> **PROBLEM**:
Copy out the data below as written; omit any images.

━━━━━━━━━━

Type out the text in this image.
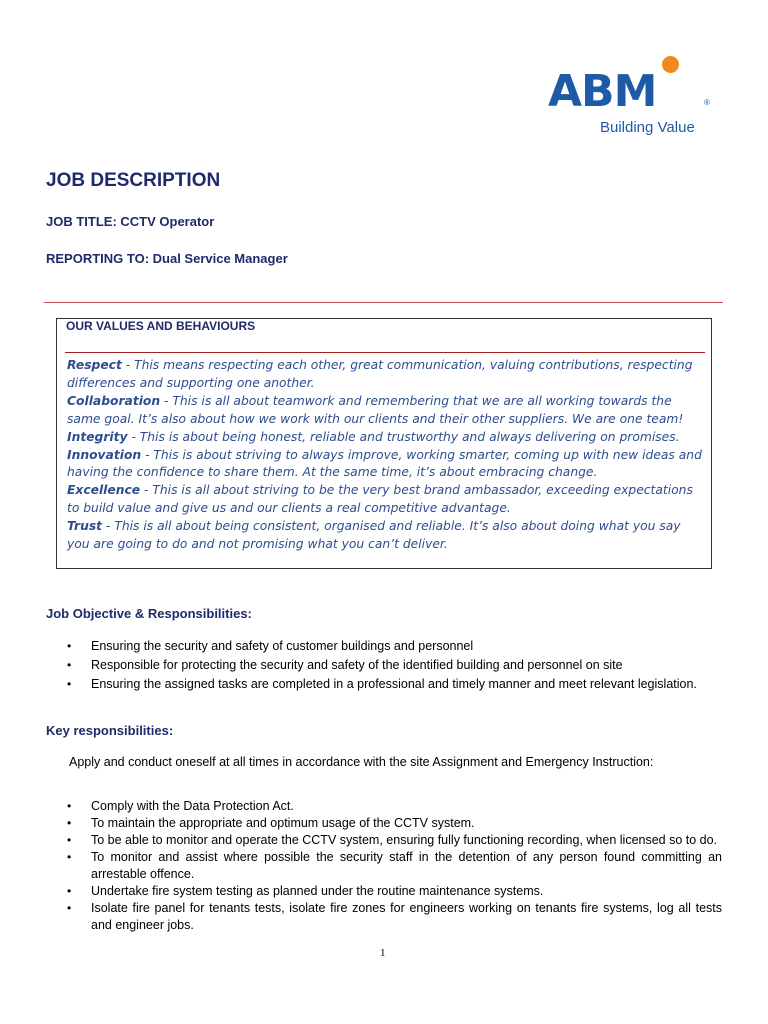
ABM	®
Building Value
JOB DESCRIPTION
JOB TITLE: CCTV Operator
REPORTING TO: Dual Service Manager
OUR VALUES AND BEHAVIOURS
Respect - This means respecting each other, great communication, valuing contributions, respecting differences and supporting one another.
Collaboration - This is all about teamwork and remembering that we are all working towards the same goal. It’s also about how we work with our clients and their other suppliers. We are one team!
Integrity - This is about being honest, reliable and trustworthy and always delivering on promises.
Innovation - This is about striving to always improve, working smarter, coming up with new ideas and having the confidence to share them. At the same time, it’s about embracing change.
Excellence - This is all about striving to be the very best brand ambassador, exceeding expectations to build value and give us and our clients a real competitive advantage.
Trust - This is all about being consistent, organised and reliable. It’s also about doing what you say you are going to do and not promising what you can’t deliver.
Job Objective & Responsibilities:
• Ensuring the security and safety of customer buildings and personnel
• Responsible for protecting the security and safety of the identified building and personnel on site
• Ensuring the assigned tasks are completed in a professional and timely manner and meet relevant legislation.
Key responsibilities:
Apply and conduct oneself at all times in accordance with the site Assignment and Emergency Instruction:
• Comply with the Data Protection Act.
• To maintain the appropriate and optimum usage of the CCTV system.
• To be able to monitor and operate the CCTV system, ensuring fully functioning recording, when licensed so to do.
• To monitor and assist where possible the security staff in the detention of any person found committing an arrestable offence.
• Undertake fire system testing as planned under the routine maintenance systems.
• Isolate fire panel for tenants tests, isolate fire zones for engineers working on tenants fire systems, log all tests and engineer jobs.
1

━━━━━━━━━━

> **COMPLETE OUTPUT**:
Type out the text in this image.
ABM	®
Building Value
JOB DESCRIPTION
JOB TITLE: CCTV Operator
REPORTING TO: Dual Service Manager
OUR VALUES AND BEHAVIOURS
Respect - This means respecting each other, great communication, valuing contributions, respecting differences and supporting one another.
Collaboration - This is all about teamwork and remembering that we are all working towards the same goal. It’s also about how we work with our clients and their other suppliers. We are one team!
Integrity - This is about being honest, reliable and trustworthy and always delivering on promises.
Innovation - This is about striving to always improve, working smarter, coming up with new ideas and having the confidence to share them. At the same time, it’s about embracing change.
Excellence - This is all about striving to be the very best brand ambassador, exceeding expectations to build value and give us and our clients a real competitive advantage.
Trust - This is all about being consistent, organised and reliable. It’s also about doing what you say you are going to do and not promising what you can’t deliver.
Job Objective & Responsibilities:
• Ensuring the security and safety of customer buildings and personnel
• Responsible for protecting the security and safety of the identified building and personnel on site
• Ensuring the assigned tasks are completed in a professional and timely manner and meet relevant legislation.
Key responsibilities:
Apply and conduct oneself at all times in accordance with the site Assignment and Emergency Instruction:
• Comply with the Data Protection Act.
• To maintain the appropriate and optimum usage of the CCTV system.
• To be able to monitor and operate the CCTV system, ensuring fully functioning recording, when licensed so to do.
• To monitor and assist where possible the security staff in the detention of any person found committing an arrestable offence.
• Undertake fire system testing as planned under the routine maintenance systems.
• Isolate fire panel for tenants tests, isolate fire zones for engineers working on tenants fire systems, log all tests and engineer jobs.
1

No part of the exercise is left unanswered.